Directions for this task: List all lines of the data that include the string "Stratum".

(Data records)
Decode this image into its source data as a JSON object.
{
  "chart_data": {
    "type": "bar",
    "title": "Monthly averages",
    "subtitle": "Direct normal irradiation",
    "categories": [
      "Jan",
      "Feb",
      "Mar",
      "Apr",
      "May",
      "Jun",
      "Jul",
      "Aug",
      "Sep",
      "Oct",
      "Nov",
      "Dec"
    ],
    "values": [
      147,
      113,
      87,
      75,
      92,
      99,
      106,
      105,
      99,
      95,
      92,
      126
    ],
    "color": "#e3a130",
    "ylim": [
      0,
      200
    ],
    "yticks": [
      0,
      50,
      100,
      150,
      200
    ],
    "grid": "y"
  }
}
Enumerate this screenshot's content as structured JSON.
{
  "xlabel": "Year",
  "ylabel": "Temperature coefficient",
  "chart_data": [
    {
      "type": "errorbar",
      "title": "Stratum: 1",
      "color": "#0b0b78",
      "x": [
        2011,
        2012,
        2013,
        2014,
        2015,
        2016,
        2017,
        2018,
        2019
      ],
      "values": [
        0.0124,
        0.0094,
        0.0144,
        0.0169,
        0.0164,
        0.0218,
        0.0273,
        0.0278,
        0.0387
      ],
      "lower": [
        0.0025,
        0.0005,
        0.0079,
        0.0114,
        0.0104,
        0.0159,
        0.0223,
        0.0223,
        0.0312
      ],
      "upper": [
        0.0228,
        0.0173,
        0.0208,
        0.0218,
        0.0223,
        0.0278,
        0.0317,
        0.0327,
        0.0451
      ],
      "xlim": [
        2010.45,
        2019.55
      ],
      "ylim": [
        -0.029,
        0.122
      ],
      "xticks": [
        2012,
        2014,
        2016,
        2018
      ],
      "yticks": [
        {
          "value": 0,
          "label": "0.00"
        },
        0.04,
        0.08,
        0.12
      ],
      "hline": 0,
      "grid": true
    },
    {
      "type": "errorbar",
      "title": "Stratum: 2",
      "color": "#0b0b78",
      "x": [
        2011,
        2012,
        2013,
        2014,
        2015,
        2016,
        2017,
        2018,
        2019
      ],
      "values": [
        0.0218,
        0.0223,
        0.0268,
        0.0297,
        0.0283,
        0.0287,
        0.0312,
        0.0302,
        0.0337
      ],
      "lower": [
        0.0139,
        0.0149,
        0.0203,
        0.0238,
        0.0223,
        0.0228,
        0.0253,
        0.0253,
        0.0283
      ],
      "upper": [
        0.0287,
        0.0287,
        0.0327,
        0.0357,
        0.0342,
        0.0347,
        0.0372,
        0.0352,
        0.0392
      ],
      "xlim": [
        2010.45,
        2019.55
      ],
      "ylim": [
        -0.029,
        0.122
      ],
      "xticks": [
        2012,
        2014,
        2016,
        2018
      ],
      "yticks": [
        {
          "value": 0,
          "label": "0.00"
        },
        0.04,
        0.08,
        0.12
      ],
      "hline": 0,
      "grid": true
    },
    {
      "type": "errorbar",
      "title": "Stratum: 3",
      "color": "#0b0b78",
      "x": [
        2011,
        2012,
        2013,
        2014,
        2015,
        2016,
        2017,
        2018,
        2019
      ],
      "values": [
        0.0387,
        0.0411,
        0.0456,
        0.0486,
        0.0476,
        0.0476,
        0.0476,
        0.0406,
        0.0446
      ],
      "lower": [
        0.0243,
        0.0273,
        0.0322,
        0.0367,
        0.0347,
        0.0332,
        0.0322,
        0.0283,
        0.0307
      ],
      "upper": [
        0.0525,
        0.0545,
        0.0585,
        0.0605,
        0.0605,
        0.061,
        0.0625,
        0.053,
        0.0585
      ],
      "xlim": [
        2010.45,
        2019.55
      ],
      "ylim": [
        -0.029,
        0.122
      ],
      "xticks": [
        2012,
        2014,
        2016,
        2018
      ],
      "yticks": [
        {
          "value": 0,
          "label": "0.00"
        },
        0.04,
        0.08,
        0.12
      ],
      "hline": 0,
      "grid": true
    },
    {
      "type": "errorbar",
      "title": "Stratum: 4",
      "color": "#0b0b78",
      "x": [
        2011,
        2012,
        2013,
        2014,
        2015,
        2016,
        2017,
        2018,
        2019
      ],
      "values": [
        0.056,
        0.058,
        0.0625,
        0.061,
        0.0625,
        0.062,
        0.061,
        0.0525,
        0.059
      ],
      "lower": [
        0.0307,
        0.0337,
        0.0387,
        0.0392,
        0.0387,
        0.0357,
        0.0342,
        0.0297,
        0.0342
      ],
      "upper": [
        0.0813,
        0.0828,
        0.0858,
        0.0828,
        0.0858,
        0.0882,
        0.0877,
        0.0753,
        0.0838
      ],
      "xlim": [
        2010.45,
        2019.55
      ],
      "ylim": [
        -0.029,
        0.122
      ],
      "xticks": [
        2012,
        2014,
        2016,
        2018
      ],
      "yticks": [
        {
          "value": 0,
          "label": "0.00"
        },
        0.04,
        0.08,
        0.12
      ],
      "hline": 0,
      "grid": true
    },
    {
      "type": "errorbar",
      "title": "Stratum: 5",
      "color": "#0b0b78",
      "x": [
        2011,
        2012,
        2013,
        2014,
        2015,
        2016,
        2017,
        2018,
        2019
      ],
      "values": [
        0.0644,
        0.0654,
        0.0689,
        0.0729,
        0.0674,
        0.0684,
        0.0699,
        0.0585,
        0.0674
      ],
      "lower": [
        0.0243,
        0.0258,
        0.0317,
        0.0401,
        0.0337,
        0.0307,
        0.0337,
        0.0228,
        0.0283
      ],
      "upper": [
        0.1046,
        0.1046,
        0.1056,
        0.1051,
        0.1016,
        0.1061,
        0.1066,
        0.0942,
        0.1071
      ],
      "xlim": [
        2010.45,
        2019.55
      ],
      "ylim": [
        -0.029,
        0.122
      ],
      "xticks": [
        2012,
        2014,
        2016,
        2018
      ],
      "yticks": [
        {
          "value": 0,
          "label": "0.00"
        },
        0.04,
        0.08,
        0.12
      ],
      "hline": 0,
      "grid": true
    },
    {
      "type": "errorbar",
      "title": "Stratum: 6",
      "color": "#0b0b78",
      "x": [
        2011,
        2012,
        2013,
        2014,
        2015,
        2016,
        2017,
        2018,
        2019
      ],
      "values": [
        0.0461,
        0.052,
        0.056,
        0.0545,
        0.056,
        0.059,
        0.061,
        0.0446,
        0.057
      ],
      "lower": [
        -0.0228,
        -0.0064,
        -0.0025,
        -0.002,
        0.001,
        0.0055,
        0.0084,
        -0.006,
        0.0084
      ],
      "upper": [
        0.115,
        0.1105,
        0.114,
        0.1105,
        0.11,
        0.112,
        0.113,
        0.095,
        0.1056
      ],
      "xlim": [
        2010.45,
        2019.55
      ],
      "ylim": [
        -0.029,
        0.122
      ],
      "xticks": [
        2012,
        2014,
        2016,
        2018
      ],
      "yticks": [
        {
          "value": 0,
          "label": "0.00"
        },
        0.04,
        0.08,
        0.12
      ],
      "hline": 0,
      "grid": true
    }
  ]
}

Result:
      "title": "Stratum: 1",
      "title": "Stratum: 2",
      "title": "Stratum: 3",
      "title": "Stratum: 4",
      "title": "Stratum: 5",
      "title": "Stratum: 6",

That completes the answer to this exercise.